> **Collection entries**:

— BEGIN —

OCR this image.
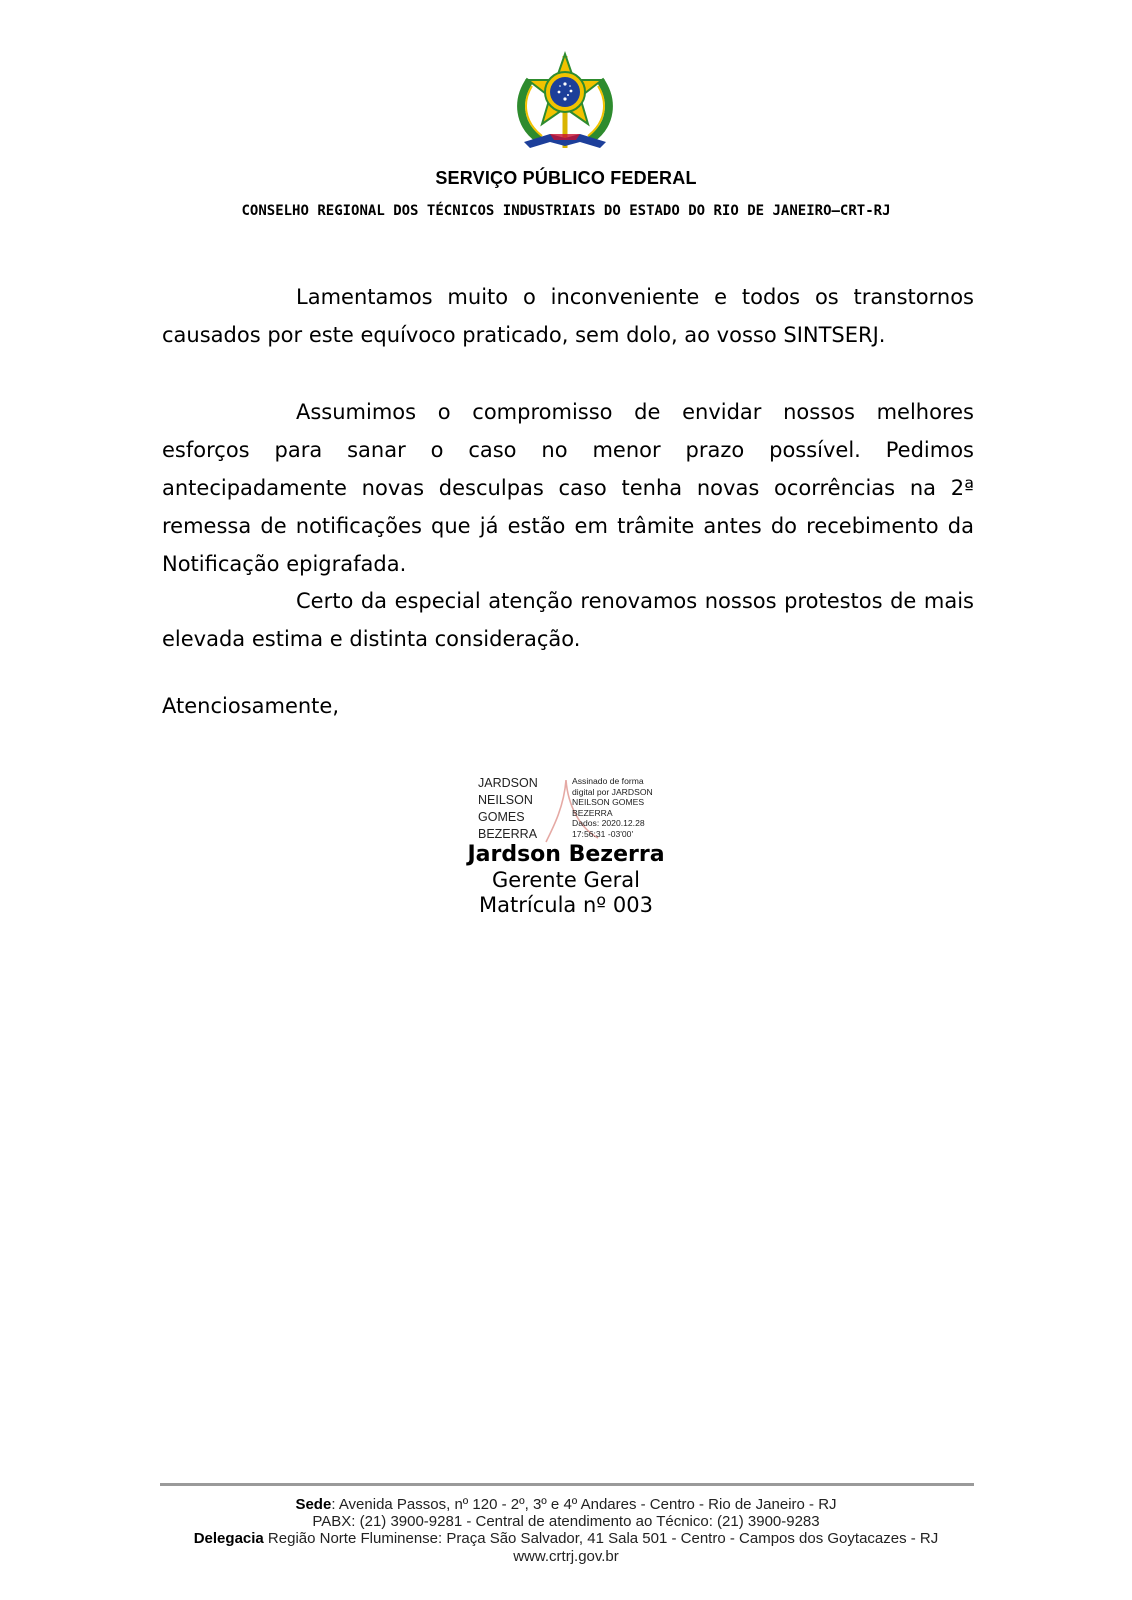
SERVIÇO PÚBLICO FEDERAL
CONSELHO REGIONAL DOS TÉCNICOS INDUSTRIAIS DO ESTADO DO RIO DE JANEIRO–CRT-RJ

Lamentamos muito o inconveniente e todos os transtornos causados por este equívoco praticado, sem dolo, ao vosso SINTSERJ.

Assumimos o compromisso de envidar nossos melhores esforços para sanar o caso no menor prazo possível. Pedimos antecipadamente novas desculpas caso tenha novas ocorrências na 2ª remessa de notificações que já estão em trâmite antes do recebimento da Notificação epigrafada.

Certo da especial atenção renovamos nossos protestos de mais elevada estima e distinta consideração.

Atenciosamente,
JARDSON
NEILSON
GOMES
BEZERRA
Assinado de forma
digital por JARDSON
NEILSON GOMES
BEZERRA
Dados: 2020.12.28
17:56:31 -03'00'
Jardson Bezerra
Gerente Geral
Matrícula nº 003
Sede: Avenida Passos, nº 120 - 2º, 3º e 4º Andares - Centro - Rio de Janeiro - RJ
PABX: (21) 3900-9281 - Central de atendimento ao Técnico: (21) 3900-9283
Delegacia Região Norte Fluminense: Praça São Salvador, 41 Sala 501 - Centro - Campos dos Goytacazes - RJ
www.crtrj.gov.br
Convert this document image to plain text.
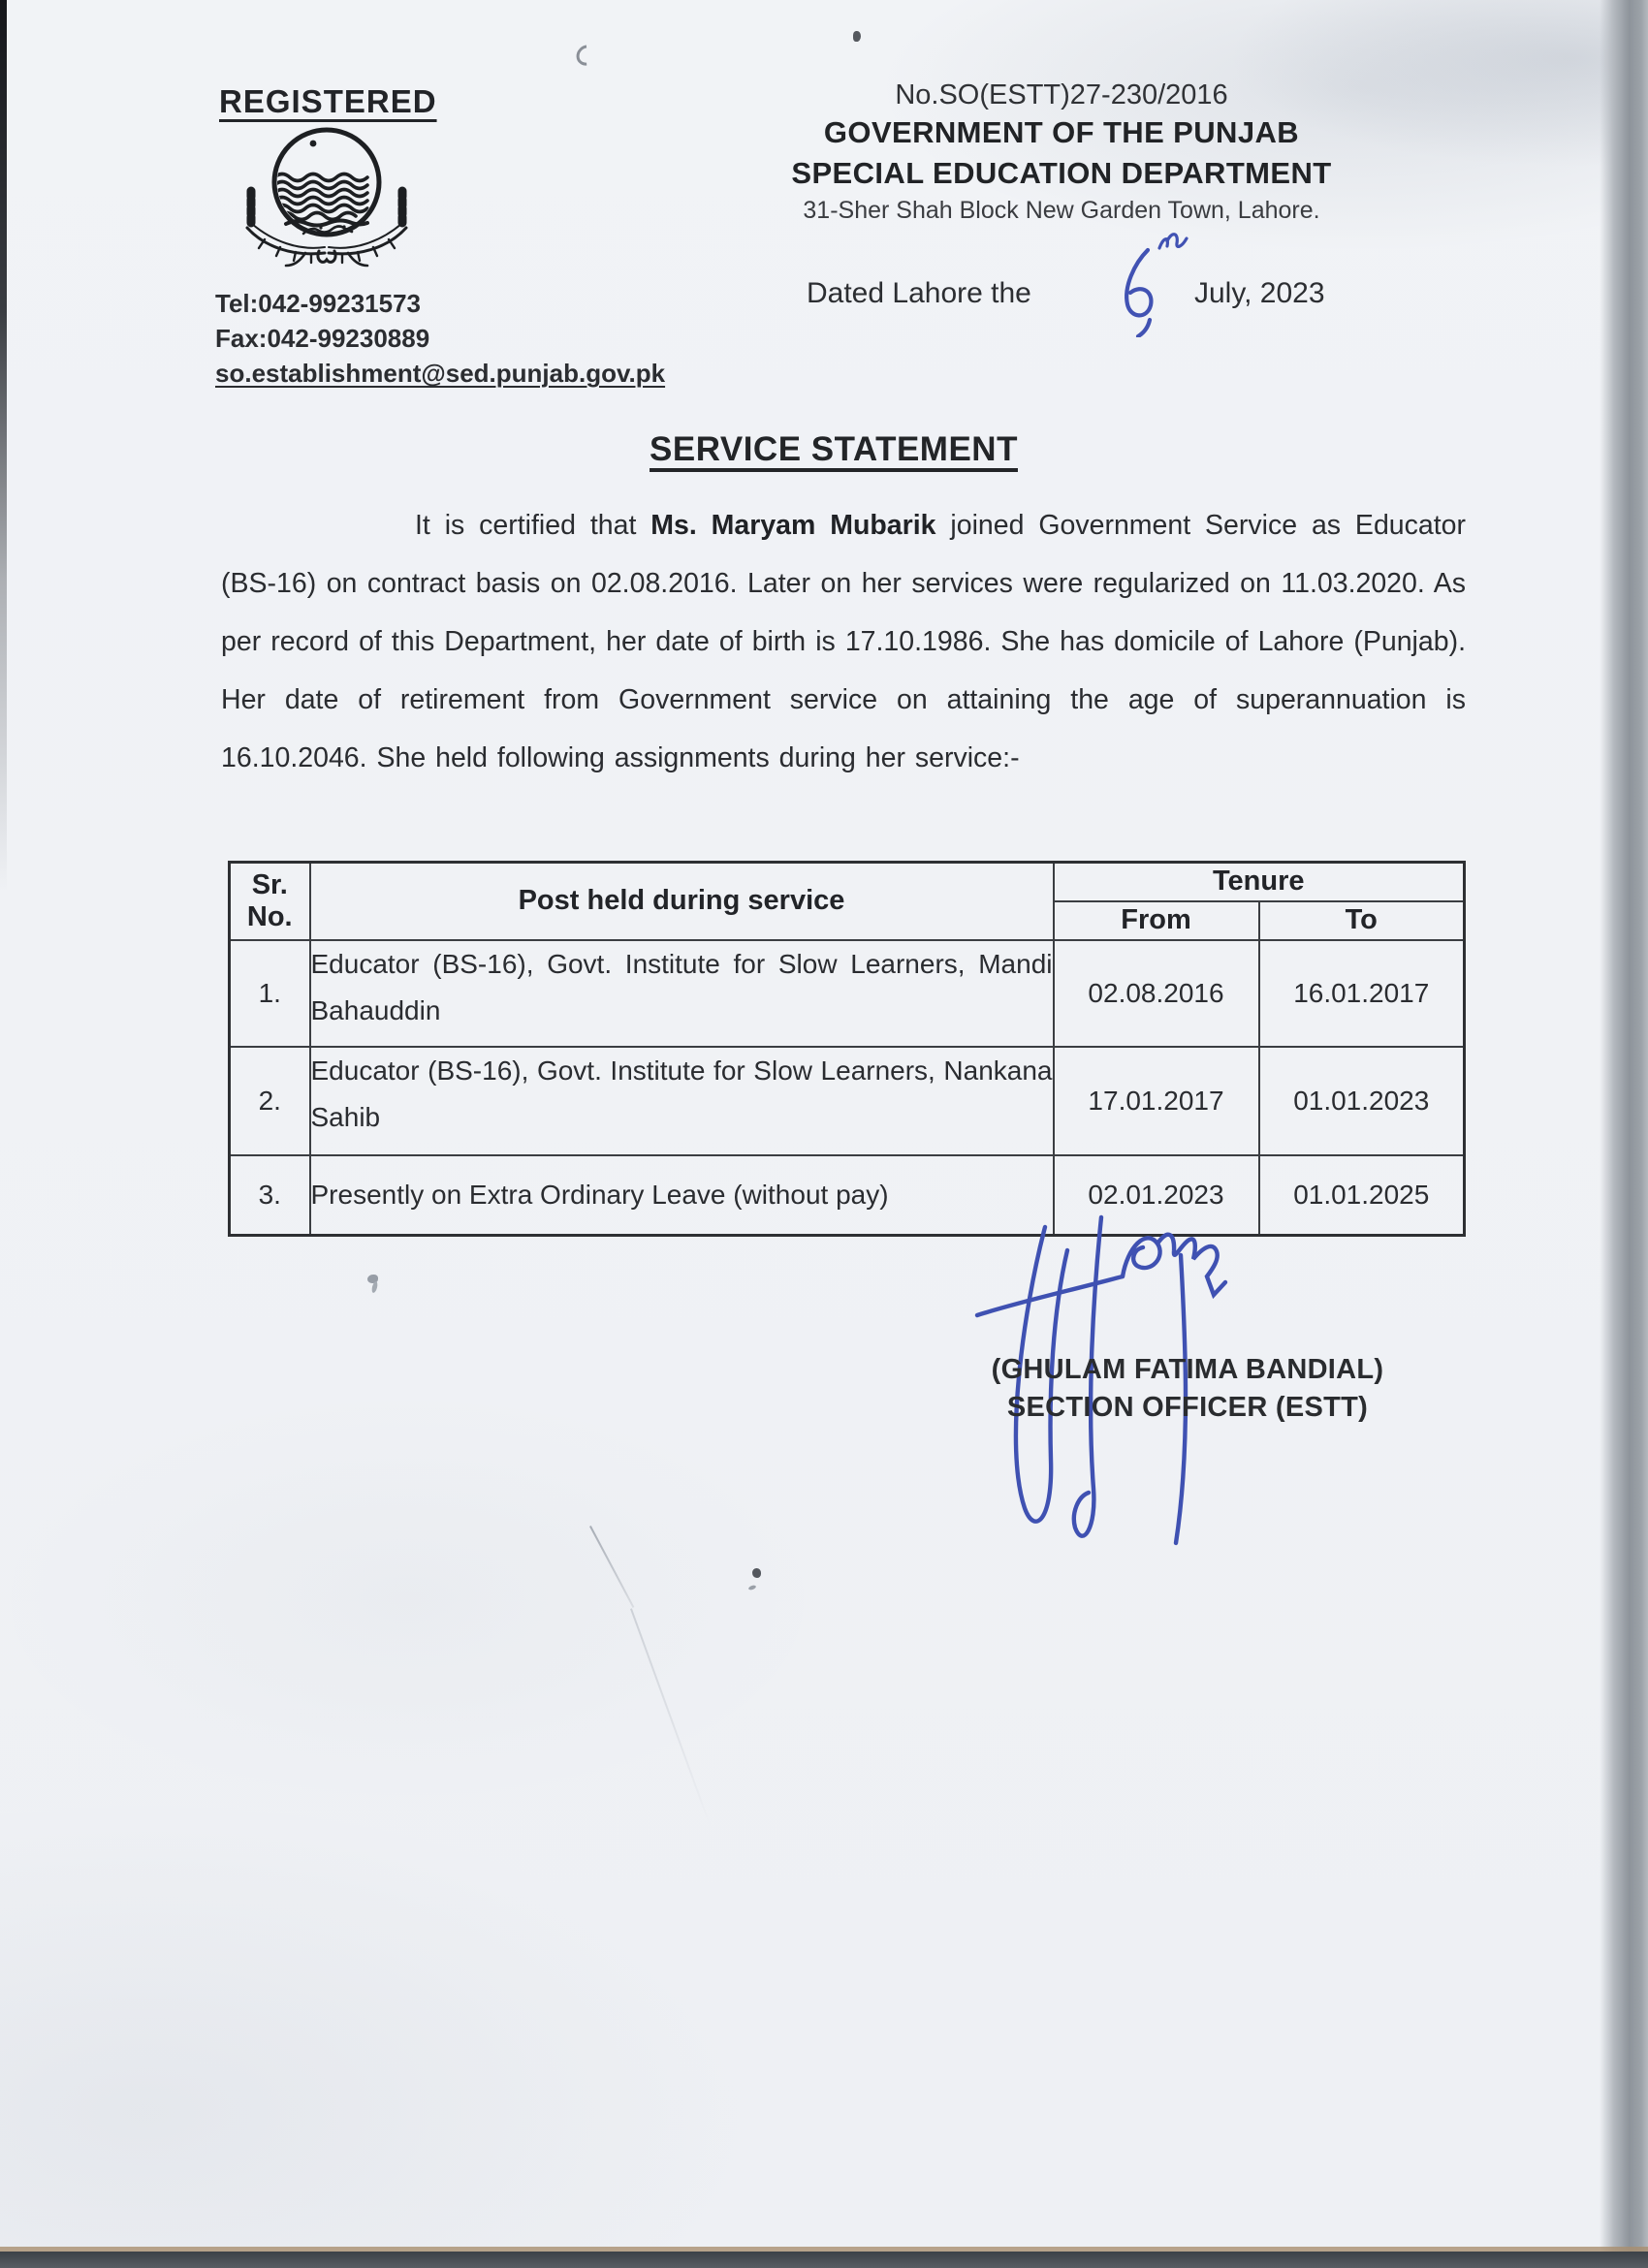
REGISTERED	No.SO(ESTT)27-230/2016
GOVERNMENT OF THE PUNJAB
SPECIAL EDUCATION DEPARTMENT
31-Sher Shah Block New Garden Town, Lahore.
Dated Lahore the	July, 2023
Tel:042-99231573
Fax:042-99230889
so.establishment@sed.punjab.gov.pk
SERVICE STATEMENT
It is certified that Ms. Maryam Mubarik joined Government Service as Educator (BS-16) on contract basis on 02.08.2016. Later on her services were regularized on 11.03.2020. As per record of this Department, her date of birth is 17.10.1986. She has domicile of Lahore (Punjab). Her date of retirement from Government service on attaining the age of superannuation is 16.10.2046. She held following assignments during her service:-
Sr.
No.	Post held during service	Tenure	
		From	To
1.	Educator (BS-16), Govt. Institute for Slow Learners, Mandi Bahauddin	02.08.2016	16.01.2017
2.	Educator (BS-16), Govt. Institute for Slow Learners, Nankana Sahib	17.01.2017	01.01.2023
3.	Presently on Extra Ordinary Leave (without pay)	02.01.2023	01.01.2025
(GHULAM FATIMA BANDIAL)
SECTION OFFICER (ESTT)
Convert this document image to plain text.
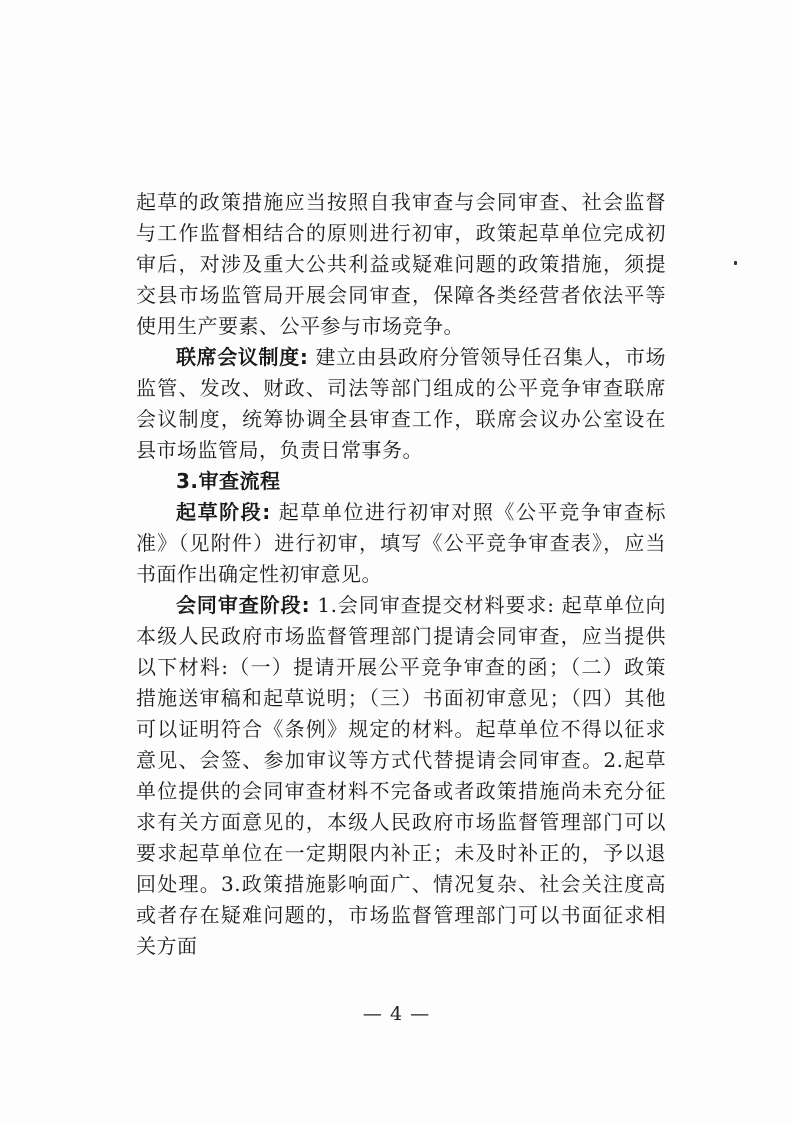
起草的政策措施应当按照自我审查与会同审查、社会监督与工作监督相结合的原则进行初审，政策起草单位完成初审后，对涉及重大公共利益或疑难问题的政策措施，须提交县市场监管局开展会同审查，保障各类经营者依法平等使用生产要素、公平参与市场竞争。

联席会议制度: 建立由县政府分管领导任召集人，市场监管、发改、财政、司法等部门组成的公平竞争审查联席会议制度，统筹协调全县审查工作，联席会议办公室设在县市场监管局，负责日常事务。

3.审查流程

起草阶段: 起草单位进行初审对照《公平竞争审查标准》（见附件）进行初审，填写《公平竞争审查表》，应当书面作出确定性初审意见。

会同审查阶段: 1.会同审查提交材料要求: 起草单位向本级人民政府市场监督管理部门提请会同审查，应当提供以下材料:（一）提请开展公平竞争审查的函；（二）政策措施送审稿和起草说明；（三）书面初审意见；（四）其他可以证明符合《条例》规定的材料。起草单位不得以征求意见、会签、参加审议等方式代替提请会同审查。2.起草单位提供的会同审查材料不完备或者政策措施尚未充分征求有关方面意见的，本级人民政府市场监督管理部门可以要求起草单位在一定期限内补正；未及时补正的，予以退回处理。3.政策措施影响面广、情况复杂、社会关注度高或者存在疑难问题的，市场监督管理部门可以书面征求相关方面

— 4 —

— END —

> **Task requirements**:
All of the lines above should be printed exactly, minus the pictures.

> **Answer for the task**:
OCR this image.
SERVIÇO PÚBLICO FEDERAL
CONSELHO REGIONAL DOS TÉCNICOS INDUSTRIAIS DO ESTADO DO RIO DE JANEIRO–CRT-RJ

Lamentamos muito o inconveniente e todos os transtornos causados por este equívoco praticado, sem dolo, ao vosso SINTSERJ.

Assumimos o compromisso de envidar nossos melhores esforços para sanar o caso no menor prazo possível. Pedimos antecipadamente novas desculpas caso tenha novas ocorrências na 2ª remessa de notificações que já estão em trâmite antes do recebimento da Notificação epigrafada.

Certo da especial atenção renovamos nossos protestos de mais elevada estima e distinta consideração.

Atenciosamente,
JARDSON
NEILSON
GOMES
BEZERRA
Assinado de forma
digital por JARDSON
NEILSON GOMES
BEZERRA
Dados: 2020.12.28
17:56:31 -03'00'
Jardson Bezerra
Gerente Geral
Matrícula nº 003
Sede: Avenida Passos, nº 120 - 2º, 3º e 4º Andares - Centro - Rio de Janeiro - RJ
PABX: (21) 3900-9281 - Central de atendimento ao Técnico: (21) 3900-9283
Delegacia Região Norte Fluminense: Praça São Salvador, 41 Sala 501 - Centro - Campos dos Goytacazes - RJ
www.crtrj.gov.br
Convert this document image to plain text.
REGISTERED	No.SO(ESTT)27-230/2016
GOVERNMENT OF THE PUNJAB
SPECIAL EDUCATION DEPARTMENT
31-Sher Shah Block New Garden Town, Lahore.
Dated Lahore the	July, 2023
Tel:042-99231573
Fax:042-99230889
so.establishment@sed.punjab.gov.pk
SERVICE STATEMENT
It is certified that Ms. Maryam Mubarik joined Government Service as Educator (BS-16) on contract basis on 02.08.2016. Later on her services were regularized on 11.03.2020. As per record of this Department, her date of birth is 17.10.1986. She has domicile of Lahore (Punjab). Her date of retirement from Government service on attaining the age of superannuation is 16.10.2046. She held following assignments during her service:-
Sr.
No.	Post held during service	Tenure	
		From	To
1.	Educator (BS-16), Govt. Institute for Slow Learners, Mandi Bahauddin	02.08.2016	16.01.2017
2.	Educator (BS-16), Govt. Institute for Slow Learners, Nankana Sahib	17.01.2017	01.01.2023
3.	Presently on Extra Ordinary Leave (without pay)	02.01.2023	01.01.2025
(GHULAM FATIMA BANDIAL)
SECTION OFFICER (ESTT)
Convert this document image to plain text.
起草的政策措施应当按照自我审查与会同审查、社会监督与工作监督相结合的原则进行初审，政策起草单位完成初审后，对涉及重大公共利益或疑难问题的政策措施，须提交县市场监管局开展会同审查，保障各类经营者依法平等使用生产要素、公平参与市场竞争。

联席会议制度: 建立由县政府分管领导任召集人，市场监管、发改、财政、司法等部门组成的公平竞争审查联席会议制度，统筹协调全县审查工作，联席会议办公室设在县市场监管局，负责日常事务。

3.审查流程

起草阶段: 起草单位进行初审对照《公平竞争审查标准》（见附件）进行初审，填写《公平竞争审查表》，应当书面作出确定性初审意见。

会同审查阶段: 1.会同审查提交材料要求: 起草单位向本级人民政府市场监督管理部门提请会同审查，应当提供以下材料:（一）提请开展公平竞争审查的函；（二）政策措施送审稿和起草说明；（三）书面初审意见；（四）其他可以证明符合《条例》规定的材料。起草单位不得以征求意见、会签、参加审议等方式代替提请会同审查。2.起草单位提供的会同审查材料不完备或者政策措施尚未充分征求有关方面意见的，本级人民政府市场监督管理部门可以要求起草单位在一定期限内补正；未及时补正的，予以退回处理。3.政策措施影响面广、情况复杂、社会关注度高或者存在疑难问题的，市场监督管理部门可以书面征求相关方面

— 4 —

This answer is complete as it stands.